> Extrait:
((

Pour moi, la pop music a commencé quelque part entre « All You Need Is Love » des Beatles et « Hot Love » de T. Rex. Et ce commencement a eu lieu, pour l’essentiel, sur l’écran de la télévision, s’offrant à moi par le biais des émissions pour enfants et de Top of the Pops.

Au cours de ses quatre décennies d’existence, le capharnaüm de nouveautés et de tubes en puissance qui caractérisait Top of the Pops a donné lieu à une procession hétéroclite où se mêlait artistes grand public, chansons comiques et pop strictement professionnelle. Mais au début des années 1970, la balance penchait nettement en faveur des dingues et des allumés. La pop britannique était envahie par l’absurde, l’excessif et le grotesque. L’émission faisait presque mal aux yeux tant elle était criarde, et ce même pour la majorité de foyers au Royaume-Uni qui la regardaient encore en noir et blanc.

 

C’était notre cas : nous possédions un petit téléviseur en noir et blanc. Ma famille n’a pas eu de poste avant mes huit ans, en 1971, et le glam est donc la première expérience de la pop dont je me souviens clairement. Je ne savais pas que le glam était du glam, qu’il désignait une période distincte et bien définie de la pop. Ce que je voyais sur l’écran de la télé était simplement la pop telle qu’elle était alors : extrême et fantastique, à la fois idiote et terrifiante.

))

> Données fournies:
((

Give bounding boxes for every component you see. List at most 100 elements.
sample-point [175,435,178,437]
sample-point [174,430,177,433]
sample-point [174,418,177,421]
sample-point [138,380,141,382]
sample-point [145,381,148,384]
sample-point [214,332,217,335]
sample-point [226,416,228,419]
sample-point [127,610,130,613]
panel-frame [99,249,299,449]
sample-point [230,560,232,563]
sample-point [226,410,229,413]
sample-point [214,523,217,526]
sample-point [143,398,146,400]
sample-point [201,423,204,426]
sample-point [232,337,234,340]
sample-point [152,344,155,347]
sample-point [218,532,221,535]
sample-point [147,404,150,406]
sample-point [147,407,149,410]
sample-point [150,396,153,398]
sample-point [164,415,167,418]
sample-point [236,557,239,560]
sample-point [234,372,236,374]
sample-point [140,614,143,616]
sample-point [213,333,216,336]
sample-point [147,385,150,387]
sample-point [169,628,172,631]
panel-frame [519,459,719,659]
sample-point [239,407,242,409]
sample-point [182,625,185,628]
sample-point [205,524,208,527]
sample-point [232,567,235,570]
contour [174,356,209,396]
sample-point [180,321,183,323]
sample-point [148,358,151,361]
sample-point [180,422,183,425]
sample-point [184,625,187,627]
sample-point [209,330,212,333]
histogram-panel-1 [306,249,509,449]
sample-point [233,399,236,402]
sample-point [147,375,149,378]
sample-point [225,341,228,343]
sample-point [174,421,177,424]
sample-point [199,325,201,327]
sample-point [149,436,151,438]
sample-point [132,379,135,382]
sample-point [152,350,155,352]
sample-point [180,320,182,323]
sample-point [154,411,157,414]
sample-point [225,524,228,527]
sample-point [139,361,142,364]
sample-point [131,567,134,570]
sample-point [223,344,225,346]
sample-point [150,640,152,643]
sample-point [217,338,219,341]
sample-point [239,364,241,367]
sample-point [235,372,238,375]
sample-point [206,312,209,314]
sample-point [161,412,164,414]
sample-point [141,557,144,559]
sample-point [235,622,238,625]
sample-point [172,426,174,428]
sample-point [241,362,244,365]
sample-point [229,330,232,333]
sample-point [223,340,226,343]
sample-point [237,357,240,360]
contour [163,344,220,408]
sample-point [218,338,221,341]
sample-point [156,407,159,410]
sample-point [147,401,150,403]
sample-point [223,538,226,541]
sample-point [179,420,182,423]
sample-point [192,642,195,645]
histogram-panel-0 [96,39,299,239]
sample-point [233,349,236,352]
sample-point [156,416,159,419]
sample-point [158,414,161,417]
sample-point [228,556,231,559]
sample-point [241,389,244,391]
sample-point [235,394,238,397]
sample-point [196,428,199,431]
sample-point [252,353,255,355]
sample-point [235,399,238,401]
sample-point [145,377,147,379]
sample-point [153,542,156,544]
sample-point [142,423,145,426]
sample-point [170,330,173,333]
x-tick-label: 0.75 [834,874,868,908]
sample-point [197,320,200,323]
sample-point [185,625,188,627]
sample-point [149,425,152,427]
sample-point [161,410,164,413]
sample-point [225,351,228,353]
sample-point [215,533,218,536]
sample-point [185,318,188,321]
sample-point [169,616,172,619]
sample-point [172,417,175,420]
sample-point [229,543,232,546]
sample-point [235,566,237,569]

))

> Exercices:
a – Énumérez les adjectifs qui qualifient, dans la dernière phrase de l'extrait sur Top of the Pops, la pop telle qu'elle apparaissait alors à l'écran.
b – Poursuivez l'extrait sur Top of the Pops à partir de sa dernière phrase.
Les données fournies forment un matériau distinct de l'extrait.

> Réponses par exercice:
a – extrême, fantastique, idiote, terrifiante

b –
 

L’un de mes tout premiers souvenirs pop est le choc visuel et sonore suscité par la découverte de Marc Bolan interprétant « Children of the Revolution » à Top of the Pops, ou peut-être était-ce « Solid Gold Easy Action ». Plus encore que la sensualité menaçante du son de T. Rex, c’était le look de Marc Bolan qui m’avait subjugué. Sa chevelure électrique, ses pommettes constellées de paillettes, un manteau qui semblait fait de métal : Marc ressemblait à un seigneur de guerre venu des confins de l’espace.

 

Étincelle initiale de l’explosion glam, Marc Bolan avait très rapidement eu des disciples. Il y avait eu l’insurrection plastique de Sweet. Le bubblegum barbare de Gary Glitter. Le tapage jubilatoire de Slade. Le vacarme chamarré de Wizzard, tout en cuivres et cheveux teints. La grandiloquence et le maniérisme de Roxy Music. Alice Cooper, le Joueur de flûte démoniaque. Les outrances bravaches des Sparks. Et, au beau milieu de tout ça, David Bowie, prêt à conquérir la décennie comme les Beatles l’avaient fait avec les années 1960, trustant les hit-parades avec élégance et étrangeté. « Space Oddity » – ressorti en 1975 pour lui offrir son premier numéro un – avait produit une impression indélébile sur le jeune garçon que j’étais.

 

Cet idéal pop façonné par le glam – celui d’une musique extraterrestre, fulgurante, hystérique dans tous les sens du terme, un lieu où fusionnent le sublime et le ridicule au point d’en devenir indiscernables – ne m’a jamais quitté.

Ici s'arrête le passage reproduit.